## What is being asked
Where a line contains the word "Silver", copy that line in full.

## Rows
>> BEGIN

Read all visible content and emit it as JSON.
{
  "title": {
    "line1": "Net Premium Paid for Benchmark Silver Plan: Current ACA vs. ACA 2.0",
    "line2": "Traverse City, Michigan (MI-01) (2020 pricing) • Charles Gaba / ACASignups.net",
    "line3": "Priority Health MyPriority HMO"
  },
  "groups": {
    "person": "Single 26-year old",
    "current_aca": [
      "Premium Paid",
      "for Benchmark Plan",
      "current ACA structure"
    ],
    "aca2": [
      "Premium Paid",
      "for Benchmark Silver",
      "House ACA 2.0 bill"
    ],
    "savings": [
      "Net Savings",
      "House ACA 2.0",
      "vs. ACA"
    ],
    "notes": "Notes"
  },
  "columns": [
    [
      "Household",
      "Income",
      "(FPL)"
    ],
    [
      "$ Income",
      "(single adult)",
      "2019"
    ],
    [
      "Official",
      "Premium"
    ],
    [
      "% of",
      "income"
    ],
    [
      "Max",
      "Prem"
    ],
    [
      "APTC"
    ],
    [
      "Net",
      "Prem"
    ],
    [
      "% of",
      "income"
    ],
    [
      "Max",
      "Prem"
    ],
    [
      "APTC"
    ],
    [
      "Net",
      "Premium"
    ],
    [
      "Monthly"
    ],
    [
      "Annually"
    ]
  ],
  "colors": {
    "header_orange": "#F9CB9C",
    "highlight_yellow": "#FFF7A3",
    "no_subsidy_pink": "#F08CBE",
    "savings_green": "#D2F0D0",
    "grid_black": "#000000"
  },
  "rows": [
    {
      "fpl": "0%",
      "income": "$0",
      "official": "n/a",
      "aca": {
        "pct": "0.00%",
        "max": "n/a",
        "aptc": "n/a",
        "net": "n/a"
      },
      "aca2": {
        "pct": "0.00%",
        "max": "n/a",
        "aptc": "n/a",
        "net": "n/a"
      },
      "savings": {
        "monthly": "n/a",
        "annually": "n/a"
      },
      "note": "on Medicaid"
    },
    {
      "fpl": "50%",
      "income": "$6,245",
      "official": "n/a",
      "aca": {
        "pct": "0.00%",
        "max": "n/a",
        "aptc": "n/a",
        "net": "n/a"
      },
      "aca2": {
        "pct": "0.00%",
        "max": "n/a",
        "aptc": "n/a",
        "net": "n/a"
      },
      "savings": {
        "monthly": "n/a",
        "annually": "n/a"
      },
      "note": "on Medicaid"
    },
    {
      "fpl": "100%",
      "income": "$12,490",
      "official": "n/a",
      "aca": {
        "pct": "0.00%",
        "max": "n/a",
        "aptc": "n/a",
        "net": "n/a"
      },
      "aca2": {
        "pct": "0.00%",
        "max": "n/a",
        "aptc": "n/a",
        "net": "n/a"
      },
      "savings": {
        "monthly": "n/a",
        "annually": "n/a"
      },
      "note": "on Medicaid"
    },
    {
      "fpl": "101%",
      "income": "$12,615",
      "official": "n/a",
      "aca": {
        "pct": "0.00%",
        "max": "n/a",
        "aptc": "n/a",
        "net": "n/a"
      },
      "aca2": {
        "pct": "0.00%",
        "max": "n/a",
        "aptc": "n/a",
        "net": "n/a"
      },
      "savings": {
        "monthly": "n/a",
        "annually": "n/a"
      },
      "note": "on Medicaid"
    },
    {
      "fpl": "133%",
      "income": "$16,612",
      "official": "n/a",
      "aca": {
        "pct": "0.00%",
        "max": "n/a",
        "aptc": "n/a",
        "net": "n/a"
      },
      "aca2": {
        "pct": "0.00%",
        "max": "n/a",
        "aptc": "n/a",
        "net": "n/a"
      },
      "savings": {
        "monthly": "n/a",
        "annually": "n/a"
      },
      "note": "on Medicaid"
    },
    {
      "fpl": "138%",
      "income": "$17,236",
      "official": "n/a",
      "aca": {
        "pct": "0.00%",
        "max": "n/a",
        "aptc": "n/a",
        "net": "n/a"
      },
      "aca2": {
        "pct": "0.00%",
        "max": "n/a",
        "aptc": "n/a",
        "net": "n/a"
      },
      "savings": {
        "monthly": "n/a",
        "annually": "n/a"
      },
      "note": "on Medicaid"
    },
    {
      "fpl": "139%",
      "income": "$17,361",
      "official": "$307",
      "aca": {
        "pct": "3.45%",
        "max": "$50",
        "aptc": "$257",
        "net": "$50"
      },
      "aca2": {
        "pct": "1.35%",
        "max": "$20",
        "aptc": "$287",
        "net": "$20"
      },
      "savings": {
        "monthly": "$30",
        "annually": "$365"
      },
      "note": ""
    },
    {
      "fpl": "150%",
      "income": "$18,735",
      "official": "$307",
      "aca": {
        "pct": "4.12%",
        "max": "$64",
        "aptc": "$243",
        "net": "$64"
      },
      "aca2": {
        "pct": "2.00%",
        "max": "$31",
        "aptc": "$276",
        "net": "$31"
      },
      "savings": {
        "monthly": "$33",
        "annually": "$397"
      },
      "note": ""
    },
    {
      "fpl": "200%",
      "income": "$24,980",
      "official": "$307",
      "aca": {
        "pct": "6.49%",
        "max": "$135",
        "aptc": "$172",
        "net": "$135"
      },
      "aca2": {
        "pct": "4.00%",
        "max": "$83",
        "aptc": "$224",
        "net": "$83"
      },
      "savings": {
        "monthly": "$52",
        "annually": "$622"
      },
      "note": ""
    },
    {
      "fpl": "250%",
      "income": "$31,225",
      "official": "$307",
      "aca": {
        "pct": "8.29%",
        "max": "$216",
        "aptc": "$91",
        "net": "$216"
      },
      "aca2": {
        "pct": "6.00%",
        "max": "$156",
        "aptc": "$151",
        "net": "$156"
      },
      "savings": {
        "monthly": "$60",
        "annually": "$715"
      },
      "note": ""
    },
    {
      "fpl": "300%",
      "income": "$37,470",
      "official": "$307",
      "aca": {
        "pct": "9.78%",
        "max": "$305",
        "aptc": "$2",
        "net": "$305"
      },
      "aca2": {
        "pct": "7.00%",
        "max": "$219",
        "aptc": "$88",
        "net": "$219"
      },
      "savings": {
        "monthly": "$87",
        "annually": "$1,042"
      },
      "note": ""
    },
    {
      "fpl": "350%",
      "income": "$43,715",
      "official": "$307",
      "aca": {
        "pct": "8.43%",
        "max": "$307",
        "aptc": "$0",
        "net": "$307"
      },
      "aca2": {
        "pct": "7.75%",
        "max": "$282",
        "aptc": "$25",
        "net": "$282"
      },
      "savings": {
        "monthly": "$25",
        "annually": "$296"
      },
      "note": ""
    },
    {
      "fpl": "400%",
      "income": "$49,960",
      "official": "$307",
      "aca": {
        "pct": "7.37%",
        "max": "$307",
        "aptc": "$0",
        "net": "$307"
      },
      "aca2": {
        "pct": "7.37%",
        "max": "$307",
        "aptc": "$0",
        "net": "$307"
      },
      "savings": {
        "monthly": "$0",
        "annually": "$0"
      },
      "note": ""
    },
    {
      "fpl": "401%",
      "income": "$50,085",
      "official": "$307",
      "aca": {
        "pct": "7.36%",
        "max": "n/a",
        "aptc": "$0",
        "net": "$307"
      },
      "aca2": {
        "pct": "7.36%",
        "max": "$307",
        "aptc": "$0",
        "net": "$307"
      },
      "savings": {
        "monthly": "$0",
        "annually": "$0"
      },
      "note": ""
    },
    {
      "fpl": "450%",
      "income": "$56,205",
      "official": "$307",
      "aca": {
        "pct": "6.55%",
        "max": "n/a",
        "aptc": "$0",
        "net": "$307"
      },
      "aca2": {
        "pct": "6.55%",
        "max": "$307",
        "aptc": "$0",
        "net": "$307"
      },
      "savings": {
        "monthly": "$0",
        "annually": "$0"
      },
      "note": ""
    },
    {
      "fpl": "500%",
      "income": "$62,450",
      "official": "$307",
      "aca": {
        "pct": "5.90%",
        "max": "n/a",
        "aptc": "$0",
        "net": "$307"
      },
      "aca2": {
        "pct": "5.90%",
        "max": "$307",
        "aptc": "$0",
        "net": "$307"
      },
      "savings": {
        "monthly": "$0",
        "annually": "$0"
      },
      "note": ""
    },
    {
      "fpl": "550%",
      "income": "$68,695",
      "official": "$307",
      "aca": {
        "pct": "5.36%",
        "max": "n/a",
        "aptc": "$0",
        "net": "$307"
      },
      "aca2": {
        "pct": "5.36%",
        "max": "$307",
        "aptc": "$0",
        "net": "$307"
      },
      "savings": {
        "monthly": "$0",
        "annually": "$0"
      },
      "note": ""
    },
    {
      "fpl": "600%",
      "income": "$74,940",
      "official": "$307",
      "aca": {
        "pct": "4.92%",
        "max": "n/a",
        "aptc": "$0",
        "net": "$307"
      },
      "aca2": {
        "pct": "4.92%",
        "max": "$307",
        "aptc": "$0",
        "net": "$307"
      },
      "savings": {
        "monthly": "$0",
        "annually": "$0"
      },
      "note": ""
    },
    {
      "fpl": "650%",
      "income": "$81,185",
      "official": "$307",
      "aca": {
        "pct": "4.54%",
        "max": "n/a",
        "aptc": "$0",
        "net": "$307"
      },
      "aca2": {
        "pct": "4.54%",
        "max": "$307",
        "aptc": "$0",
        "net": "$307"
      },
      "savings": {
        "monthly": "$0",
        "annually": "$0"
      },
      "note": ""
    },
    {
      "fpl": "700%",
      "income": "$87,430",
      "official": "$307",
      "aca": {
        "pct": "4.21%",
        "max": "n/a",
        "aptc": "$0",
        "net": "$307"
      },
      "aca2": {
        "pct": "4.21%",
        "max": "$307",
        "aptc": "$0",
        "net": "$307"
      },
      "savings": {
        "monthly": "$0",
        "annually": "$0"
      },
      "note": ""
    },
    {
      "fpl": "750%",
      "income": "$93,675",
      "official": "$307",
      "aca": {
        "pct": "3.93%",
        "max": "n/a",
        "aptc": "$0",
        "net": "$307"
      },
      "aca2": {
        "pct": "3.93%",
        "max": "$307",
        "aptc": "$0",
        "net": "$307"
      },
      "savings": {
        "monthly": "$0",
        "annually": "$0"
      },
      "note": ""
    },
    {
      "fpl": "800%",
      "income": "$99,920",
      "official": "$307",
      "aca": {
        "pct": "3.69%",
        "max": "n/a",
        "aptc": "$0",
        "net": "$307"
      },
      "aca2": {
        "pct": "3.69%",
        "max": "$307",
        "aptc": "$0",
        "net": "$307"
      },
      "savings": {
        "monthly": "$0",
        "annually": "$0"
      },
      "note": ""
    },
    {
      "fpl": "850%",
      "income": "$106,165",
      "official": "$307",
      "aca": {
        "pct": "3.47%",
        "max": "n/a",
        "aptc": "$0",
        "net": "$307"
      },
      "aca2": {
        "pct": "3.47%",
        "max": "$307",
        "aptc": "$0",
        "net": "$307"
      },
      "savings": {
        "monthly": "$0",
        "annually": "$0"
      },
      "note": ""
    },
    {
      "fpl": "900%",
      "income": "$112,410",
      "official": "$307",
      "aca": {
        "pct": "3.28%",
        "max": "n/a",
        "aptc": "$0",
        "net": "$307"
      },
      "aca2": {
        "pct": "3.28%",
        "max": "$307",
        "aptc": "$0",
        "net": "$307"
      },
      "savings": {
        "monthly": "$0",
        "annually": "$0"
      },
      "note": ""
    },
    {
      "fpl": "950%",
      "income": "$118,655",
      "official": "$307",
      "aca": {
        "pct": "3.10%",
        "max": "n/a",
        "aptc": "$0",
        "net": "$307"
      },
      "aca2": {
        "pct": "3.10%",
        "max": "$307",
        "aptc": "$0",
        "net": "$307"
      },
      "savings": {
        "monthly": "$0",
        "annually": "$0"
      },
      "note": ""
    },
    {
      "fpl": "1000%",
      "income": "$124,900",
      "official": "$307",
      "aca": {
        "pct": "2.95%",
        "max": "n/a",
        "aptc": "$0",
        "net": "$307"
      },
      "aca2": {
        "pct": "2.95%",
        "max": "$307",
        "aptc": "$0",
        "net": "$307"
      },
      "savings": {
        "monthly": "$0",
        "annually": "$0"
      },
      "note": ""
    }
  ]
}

>> END

## Response below
    "line1": "Net Premium Paid for Benchmark Silver Plan: Current ACA vs. ACA 2.0",
      "for Benchmark Silver",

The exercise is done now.